#### [Records supplied]
· · ·
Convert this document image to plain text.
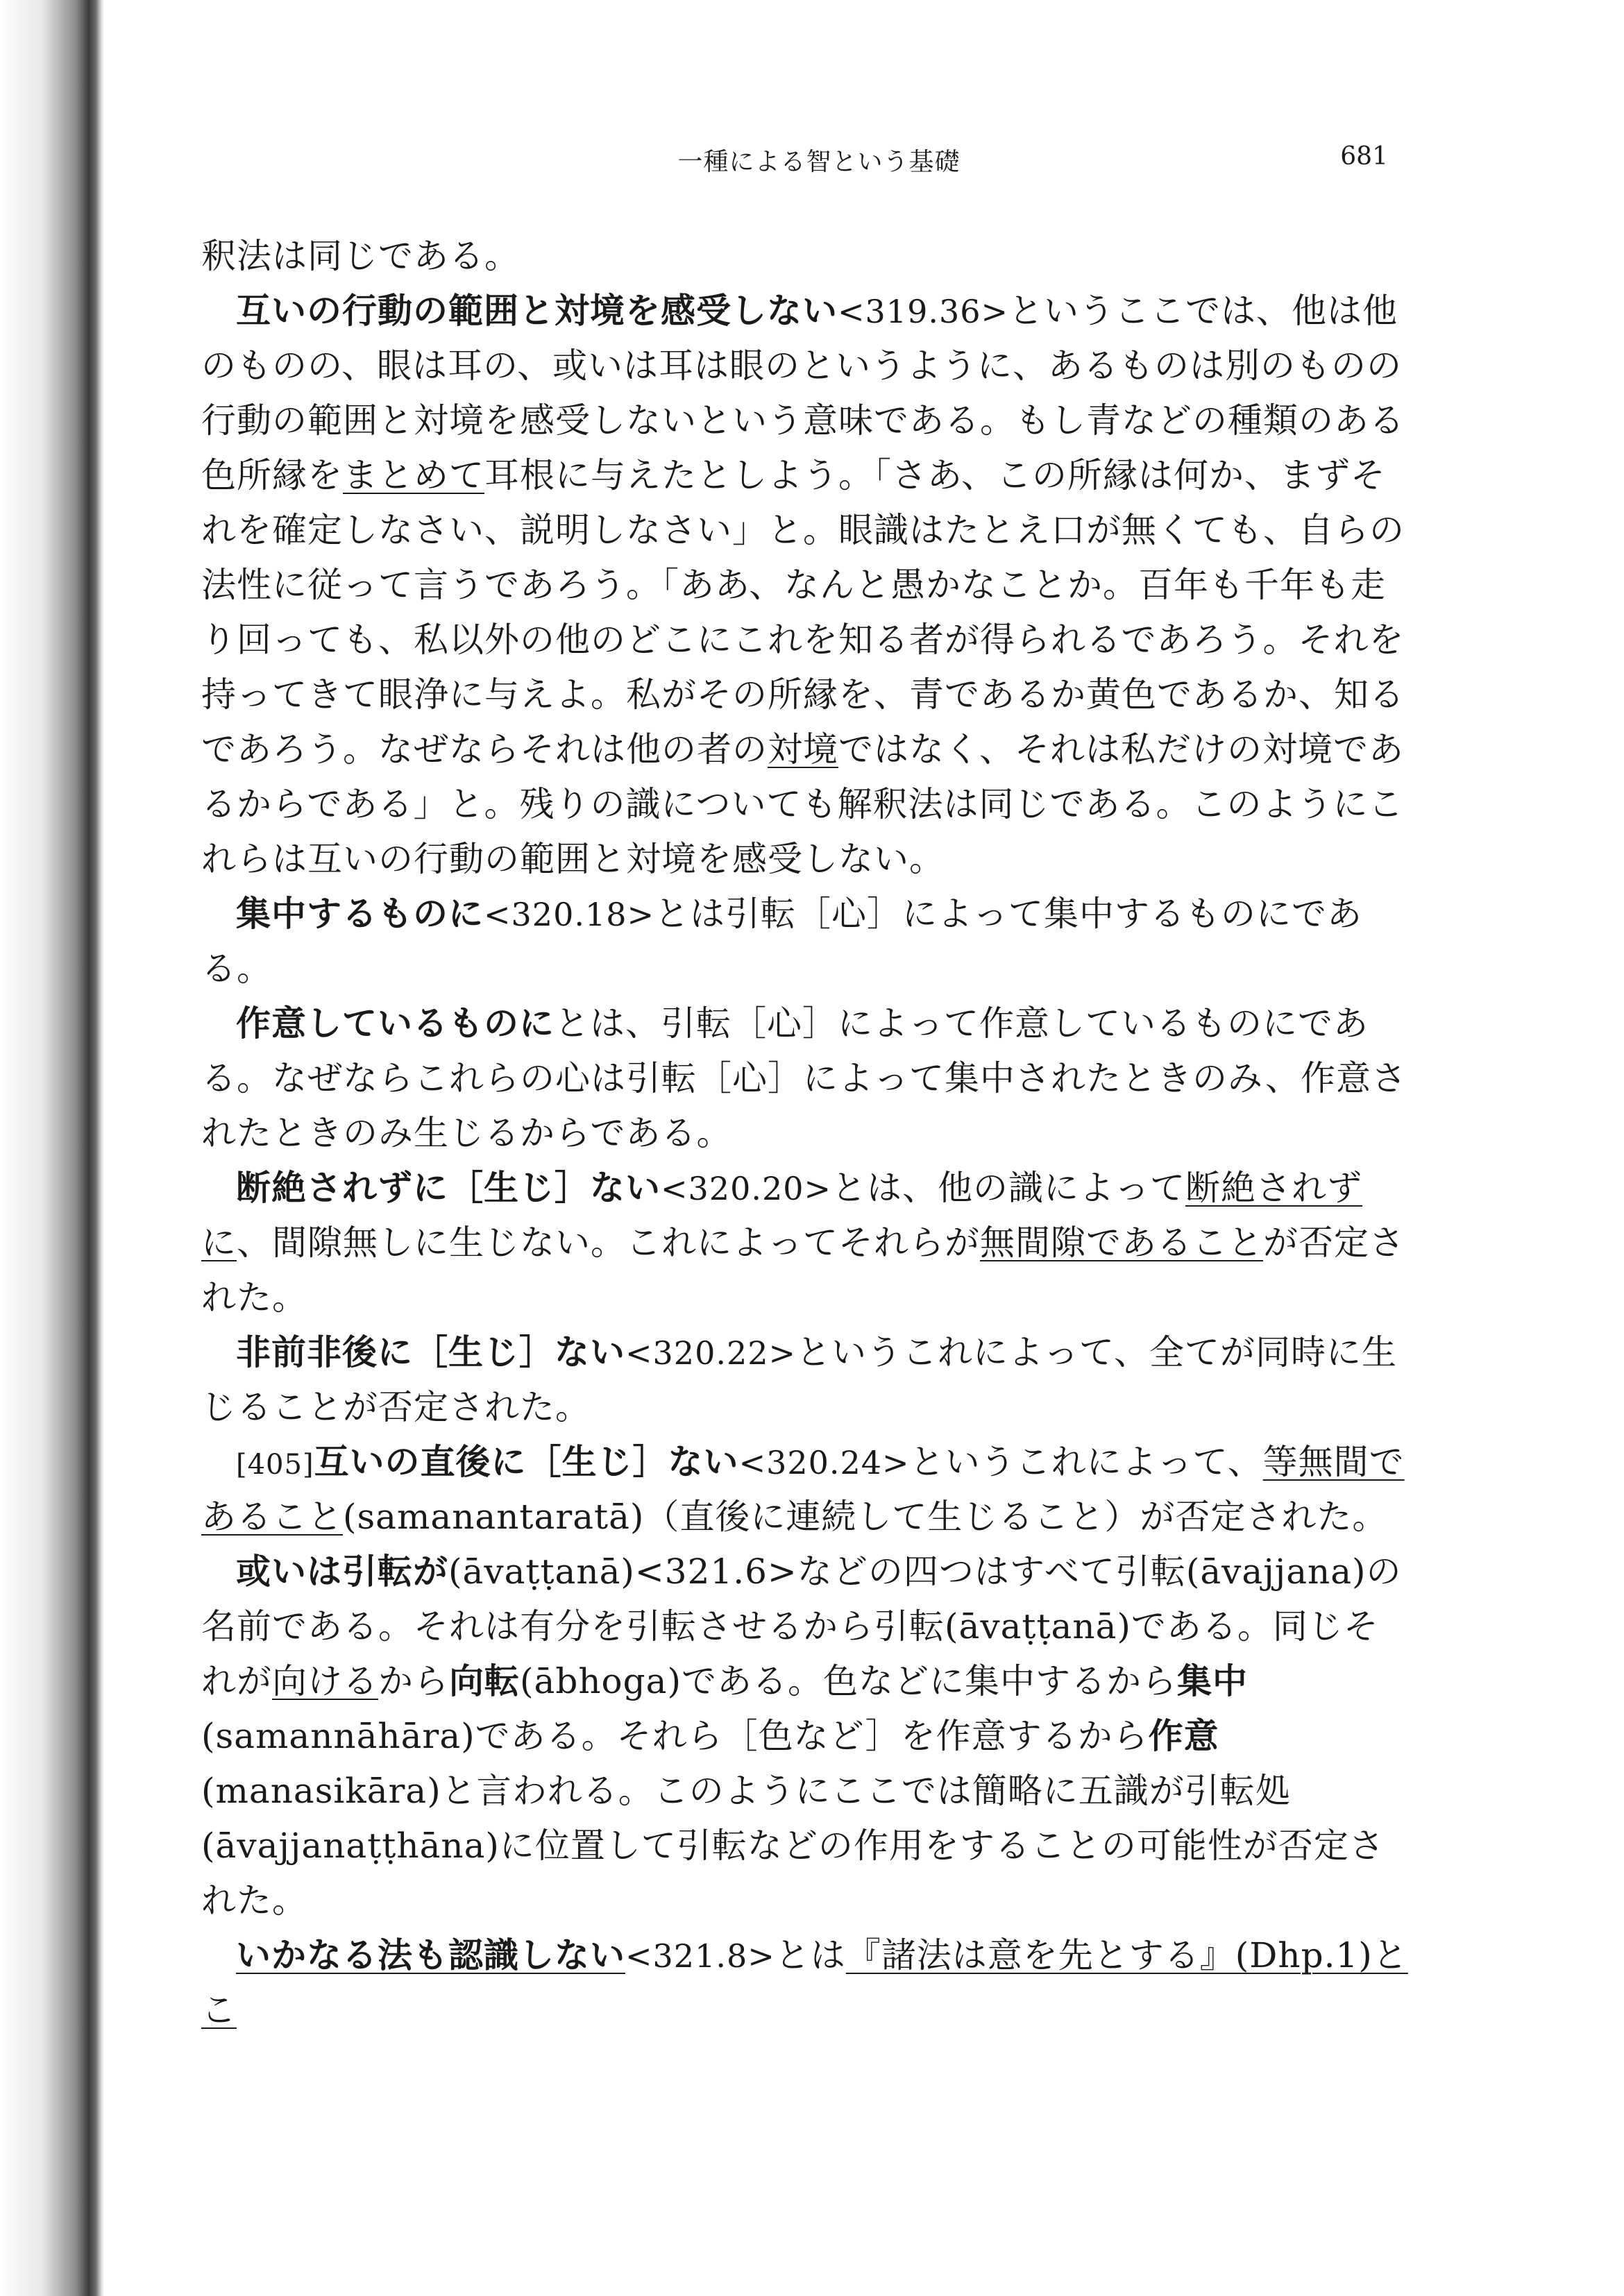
一種による智という基礎	681

釈法は同じである。

互いの行動の範囲と対境を感受しない<319.36>というここでは、他は他のものの、眼は耳の、或いは耳は眼のというように、あるものは別のものの行動の範囲と対境を感受しないという意味である。もし青などの種類のある色所縁をまとめて耳根に与えたとしよう。「さあ、この所縁は何か、まずそれを確定しなさい、説明しなさい」と。眼識はたとえ口が無くても、自らの法性に従って言うであろう。「ああ、なんと愚かなことか。百年も千年も走り回っても、私以外の他のどこにこれを知る者が得られるであろう。それを持ってきて眼浄に与えよ。私がその所縁を、青であるか黄色であるか、知るであろう。なぜならそれは他の者の対境ではなく、それは私だけの対境であるからである」と。残りの識についても解釈法は同じである。このようにこれらは互いの行動の範囲と対境を感受しない。

集中するものに<320.18>とは引転［心］によって集中するものにである。

作意しているものにとは、引転［心］によって作意しているものにである。なぜならこれらの心は引転［心］によって集中されたときのみ、作意されたときのみ生じるからである。

断絶されずに［生じ］ない<320.20>とは、他の識によって断絶されずに、間隙無しに生じない。これによってそれらが無間隙であることが否定された。

非前非後に［生じ］ない<320.22>というこれによって、全てが同時に生じることが否定された。

[405]互いの直後に［生じ］ない<320.24>というこれによって、等無間であること(samanantaratā)（直後に連続して生じること）が否定された。

或いは引転が(āvaṭṭanā)<321.6>などの四つはすべて引転(āvajjana)の名前である。それは有分を引転させるから引転(āvaṭṭanā)である。同じそれが向けるから向転(ābhoga)である。色などに集中するから集中(samannāhāra)である。それら［色など］を作意するから作意(manasikāra)と言われる。このようにここでは簡略に五識が引転処(āvajjanaṭṭhāna)に位置して引転などの作用をすることの可能性が否定された。

いかなる法も認識しない<321.8>とは『諸法は意を先とする』(Dhp.1)とこ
· · ·
#### [Problem statement]
Respond with the number of lines containing "というこれによって" and no additional words.

#### [Solution to this task]
2